Copy out the records from the line with "icon-part xyxy=(1504,326,1564,376)" through the line with "description-line: Government of xyxy=(985,512,1216,554)", keeping every line the same as it appears.

☆ ☆ ☆ ☆

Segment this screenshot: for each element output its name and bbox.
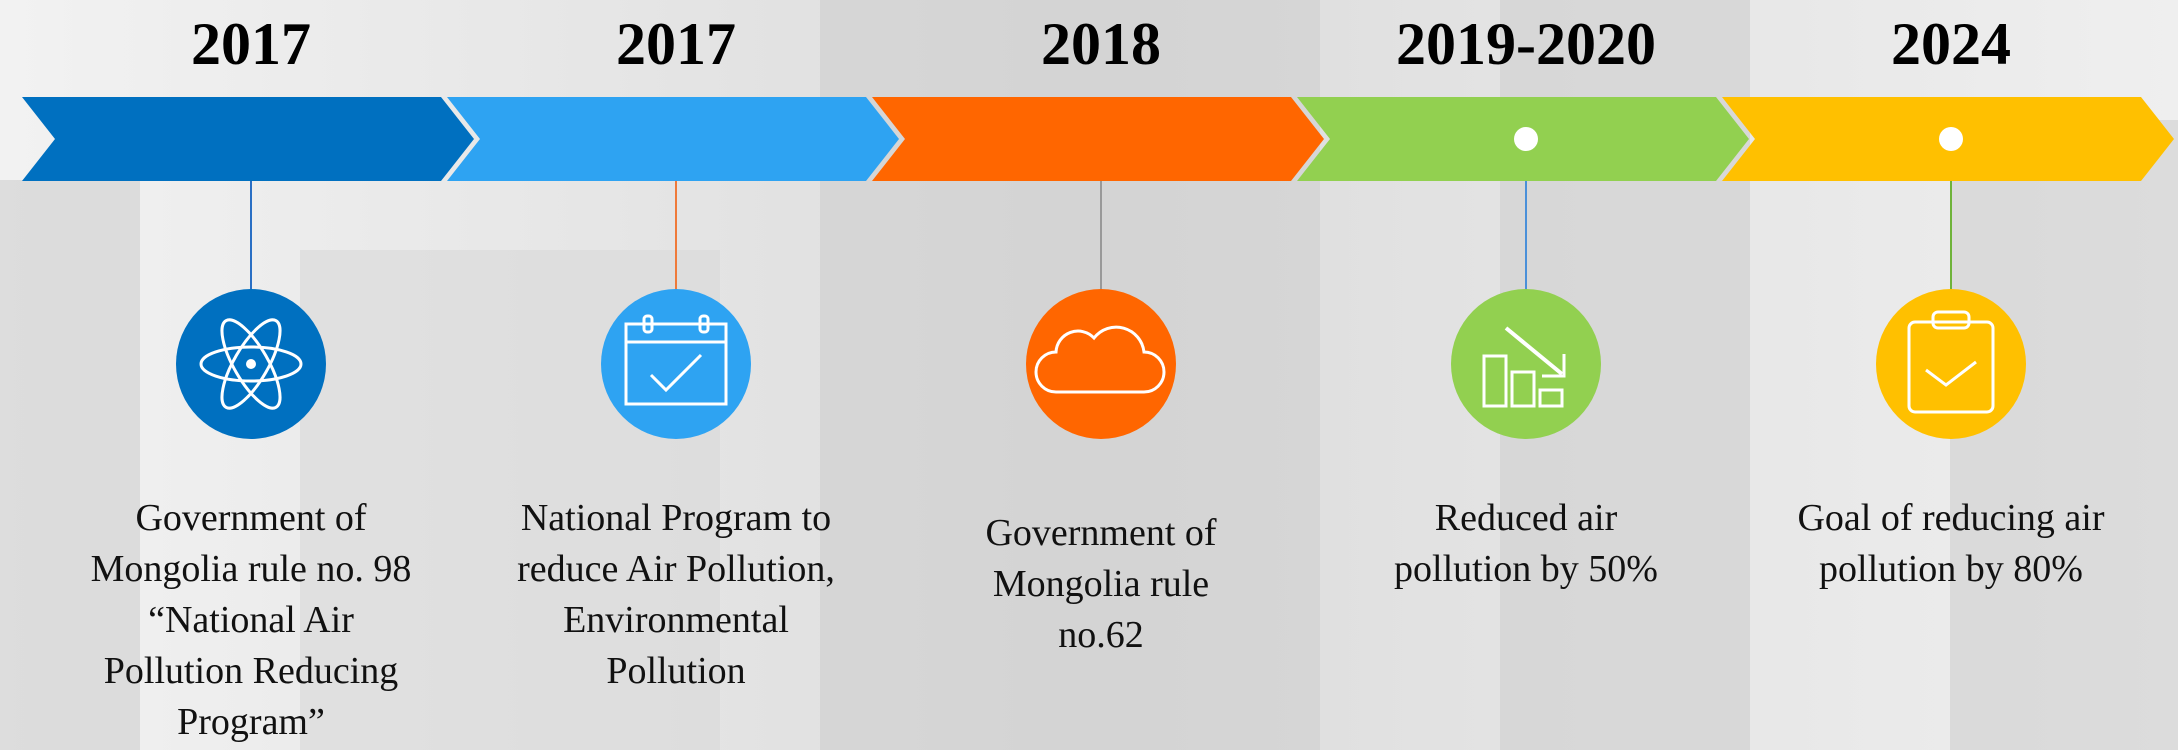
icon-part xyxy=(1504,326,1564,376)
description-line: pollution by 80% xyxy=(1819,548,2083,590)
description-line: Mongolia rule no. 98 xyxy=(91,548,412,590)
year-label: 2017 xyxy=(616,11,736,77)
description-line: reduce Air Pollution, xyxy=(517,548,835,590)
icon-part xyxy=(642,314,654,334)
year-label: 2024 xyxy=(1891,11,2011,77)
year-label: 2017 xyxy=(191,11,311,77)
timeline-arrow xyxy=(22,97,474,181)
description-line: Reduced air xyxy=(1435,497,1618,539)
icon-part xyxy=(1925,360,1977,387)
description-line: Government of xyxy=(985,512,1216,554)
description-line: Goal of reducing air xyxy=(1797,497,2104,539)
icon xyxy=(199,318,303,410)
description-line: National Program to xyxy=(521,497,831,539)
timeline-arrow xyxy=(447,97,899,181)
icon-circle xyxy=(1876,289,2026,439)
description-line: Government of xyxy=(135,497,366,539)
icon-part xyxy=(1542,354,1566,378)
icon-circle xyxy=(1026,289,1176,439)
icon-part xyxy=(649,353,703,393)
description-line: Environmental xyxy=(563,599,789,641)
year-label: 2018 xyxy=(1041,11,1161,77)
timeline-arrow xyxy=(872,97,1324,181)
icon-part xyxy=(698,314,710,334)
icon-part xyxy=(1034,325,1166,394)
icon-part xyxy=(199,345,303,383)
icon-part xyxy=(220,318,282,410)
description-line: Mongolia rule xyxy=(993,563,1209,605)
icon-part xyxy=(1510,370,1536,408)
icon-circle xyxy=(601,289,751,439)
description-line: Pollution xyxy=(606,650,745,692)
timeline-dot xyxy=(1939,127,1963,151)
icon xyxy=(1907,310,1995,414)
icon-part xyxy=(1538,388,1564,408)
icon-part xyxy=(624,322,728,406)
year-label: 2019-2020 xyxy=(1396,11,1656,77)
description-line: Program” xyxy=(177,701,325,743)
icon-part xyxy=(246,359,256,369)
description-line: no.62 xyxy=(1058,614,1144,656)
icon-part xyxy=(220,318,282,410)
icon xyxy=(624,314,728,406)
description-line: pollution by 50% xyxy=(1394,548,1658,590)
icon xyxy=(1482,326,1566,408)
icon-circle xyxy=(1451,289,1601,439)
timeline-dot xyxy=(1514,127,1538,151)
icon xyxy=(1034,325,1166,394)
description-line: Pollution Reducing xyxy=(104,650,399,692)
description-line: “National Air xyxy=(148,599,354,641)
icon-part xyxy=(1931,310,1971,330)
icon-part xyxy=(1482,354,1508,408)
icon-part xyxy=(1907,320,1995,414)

☆ ☆ ☆ ☆

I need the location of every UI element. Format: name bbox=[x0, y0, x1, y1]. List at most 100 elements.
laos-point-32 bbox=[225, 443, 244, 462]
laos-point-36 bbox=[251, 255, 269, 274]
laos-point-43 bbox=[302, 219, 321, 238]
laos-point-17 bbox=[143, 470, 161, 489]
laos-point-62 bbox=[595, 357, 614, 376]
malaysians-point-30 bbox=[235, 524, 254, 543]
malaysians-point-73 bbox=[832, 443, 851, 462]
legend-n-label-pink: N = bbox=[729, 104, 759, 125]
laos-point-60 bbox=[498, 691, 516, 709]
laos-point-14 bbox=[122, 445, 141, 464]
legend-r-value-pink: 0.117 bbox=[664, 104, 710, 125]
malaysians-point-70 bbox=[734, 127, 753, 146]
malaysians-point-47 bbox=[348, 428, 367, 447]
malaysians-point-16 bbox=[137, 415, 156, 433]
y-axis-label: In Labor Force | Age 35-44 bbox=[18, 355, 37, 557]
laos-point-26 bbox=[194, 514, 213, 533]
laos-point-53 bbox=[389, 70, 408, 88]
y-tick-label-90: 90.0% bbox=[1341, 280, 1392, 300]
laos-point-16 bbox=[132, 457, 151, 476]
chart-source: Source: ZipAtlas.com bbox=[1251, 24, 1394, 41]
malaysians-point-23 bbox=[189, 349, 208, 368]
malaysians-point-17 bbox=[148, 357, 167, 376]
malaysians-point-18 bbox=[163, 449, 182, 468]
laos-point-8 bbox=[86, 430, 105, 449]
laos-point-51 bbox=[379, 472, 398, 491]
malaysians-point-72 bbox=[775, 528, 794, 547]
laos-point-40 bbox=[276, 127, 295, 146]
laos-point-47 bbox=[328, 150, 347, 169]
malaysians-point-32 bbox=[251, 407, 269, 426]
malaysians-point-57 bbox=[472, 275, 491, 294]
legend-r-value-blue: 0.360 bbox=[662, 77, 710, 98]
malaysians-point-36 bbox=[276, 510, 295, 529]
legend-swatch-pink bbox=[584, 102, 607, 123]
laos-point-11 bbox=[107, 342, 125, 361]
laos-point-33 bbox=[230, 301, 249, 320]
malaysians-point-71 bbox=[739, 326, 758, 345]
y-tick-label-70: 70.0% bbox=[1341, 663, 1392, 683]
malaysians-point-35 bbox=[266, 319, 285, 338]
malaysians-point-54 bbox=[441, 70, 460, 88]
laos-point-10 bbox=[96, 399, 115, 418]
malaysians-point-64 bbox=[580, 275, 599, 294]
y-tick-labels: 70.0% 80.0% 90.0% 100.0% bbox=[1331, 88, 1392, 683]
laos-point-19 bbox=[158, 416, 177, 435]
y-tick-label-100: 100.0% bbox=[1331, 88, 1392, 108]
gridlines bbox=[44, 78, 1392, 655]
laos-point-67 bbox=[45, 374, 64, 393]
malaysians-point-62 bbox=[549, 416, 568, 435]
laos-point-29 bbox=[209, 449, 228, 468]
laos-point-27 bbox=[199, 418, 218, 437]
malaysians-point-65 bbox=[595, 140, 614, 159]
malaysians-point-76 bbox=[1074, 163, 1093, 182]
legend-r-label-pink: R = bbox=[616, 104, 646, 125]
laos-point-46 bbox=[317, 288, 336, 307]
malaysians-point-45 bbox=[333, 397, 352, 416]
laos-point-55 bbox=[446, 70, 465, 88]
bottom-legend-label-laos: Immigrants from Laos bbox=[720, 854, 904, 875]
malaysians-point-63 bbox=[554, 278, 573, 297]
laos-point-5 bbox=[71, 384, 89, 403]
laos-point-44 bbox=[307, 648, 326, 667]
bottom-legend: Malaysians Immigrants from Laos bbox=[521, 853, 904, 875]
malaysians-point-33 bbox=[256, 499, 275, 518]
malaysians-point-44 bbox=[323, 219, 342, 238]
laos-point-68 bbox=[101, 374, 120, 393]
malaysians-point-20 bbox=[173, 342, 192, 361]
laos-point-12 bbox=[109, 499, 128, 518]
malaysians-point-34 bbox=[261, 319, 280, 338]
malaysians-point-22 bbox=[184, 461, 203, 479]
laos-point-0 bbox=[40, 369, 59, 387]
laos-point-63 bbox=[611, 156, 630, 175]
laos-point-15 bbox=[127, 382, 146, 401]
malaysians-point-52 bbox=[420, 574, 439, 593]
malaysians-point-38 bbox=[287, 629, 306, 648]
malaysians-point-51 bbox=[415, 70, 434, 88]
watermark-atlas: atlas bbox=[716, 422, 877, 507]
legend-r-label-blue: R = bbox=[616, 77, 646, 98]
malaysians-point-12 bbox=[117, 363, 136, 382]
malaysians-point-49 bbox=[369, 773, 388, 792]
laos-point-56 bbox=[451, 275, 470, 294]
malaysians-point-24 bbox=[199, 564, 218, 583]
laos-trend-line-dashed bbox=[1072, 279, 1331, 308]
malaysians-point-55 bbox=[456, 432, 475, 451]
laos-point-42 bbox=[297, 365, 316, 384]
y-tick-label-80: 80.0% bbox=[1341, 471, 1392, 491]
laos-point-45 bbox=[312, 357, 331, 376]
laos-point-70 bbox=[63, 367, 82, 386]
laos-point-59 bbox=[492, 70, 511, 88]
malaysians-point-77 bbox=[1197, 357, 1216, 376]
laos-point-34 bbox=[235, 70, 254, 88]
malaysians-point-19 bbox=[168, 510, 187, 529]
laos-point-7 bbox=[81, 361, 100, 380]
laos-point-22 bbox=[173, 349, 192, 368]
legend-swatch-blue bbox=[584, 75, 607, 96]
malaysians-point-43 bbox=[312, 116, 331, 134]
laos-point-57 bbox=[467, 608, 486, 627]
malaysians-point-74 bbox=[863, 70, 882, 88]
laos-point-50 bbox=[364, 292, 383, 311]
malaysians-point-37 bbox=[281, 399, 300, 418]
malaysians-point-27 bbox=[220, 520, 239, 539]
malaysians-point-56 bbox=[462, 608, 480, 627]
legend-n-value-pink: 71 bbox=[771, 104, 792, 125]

☆ ☆ ☆ ☆

__REPLY TO THE TASK__:
icon-part xyxy=(1504,326,1564,376)
description-line: pollution by 80% xyxy=(1819,548,2083,590)
description-line: Mongolia rule no. 98 xyxy=(91,548,412,590)
year-label: 2017 xyxy=(616,11,736,77)
description-line: reduce Air Pollution, xyxy=(517,548,835,590)
icon-part xyxy=(642,314,654,334)
year-label: 2024 xyxy=(1891,11,2011,77)
year-label: 2017 xyxy=(191,11,311,77)
timeline-arrow xyxy=(22,97,474,181)
description-line: Reduced air xyxy=(1435,497,1618,539)
icon-part xyxy=(1925,360,1977,387)
description-line: Government of xyxy=(985,512,1216,554)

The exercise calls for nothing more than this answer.